▸ ROWS
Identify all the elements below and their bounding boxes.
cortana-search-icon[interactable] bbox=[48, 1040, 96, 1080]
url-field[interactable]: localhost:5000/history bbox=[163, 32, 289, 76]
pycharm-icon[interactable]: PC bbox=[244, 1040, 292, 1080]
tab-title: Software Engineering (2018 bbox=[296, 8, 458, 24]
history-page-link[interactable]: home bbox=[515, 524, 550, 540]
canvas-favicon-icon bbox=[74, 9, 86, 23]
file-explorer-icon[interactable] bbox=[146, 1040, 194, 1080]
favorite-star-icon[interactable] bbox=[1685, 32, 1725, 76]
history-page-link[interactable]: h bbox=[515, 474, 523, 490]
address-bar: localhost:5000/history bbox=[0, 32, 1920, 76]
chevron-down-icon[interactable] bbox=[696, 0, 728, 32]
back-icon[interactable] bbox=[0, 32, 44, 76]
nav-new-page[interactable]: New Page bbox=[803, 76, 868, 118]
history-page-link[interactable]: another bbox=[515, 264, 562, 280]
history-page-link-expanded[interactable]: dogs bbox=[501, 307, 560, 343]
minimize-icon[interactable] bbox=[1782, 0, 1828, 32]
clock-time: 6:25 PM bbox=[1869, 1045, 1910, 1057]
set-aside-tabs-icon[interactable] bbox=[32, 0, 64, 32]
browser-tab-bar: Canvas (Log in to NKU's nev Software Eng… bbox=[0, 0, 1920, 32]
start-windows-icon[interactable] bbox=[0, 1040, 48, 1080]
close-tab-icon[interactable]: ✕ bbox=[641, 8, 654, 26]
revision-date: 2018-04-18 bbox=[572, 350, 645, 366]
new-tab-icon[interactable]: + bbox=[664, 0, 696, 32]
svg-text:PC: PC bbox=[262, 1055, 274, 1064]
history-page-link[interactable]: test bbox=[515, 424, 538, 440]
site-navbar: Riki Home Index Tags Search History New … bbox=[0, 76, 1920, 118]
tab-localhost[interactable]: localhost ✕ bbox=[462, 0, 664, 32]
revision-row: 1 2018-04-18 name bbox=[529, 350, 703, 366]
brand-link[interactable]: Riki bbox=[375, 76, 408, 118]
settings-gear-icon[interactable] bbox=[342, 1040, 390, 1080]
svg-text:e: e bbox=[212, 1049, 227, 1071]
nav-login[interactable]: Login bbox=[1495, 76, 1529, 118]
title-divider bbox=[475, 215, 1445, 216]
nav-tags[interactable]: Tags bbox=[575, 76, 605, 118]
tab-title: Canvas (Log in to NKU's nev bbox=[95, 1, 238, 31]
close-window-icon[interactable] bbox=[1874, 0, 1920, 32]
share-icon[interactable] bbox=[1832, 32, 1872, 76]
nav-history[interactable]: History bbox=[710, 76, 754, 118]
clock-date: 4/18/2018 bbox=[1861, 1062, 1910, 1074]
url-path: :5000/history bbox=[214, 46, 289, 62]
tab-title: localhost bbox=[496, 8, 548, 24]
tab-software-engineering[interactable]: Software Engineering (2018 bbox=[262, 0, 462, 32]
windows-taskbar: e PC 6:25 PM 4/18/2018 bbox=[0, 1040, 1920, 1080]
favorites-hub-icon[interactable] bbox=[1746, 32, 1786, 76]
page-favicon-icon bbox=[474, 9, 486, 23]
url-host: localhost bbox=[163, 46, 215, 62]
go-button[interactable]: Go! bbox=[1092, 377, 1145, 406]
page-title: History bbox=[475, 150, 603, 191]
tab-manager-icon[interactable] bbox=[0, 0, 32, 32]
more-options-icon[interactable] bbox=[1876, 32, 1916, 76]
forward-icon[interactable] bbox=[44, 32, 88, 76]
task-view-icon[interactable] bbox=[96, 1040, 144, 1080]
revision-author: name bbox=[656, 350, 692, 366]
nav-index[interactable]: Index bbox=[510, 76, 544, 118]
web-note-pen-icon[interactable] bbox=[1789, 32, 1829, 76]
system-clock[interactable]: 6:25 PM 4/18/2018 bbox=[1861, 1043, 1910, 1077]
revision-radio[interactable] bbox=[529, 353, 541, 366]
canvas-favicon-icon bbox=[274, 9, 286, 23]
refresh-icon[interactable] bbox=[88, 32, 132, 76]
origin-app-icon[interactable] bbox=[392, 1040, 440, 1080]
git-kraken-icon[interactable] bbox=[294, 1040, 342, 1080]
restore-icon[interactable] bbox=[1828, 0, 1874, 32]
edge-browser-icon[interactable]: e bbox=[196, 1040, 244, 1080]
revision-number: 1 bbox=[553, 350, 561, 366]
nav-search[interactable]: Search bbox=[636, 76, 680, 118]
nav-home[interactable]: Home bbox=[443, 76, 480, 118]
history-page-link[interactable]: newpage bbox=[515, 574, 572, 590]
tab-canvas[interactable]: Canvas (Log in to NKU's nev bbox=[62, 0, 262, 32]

▸ SET TASK
Copy the data above word for word, from its first line through the line that contains "pycharm-icon[interactable]: PC bbox=[244, 1040, 292, 1080]", including that line.

▸ EXERCISE OUTPUT
Identify all the elements below and their bounding boxes.
cortana-search-icon[interactable] bbox=[48, 1040, 96, 1080]
url-field[interactable]: localhost:5000/history bbox=[163, 32, 289, 76]
pycharm-icon[interactable]: PC bbox=[244, 1040, 292, 1080]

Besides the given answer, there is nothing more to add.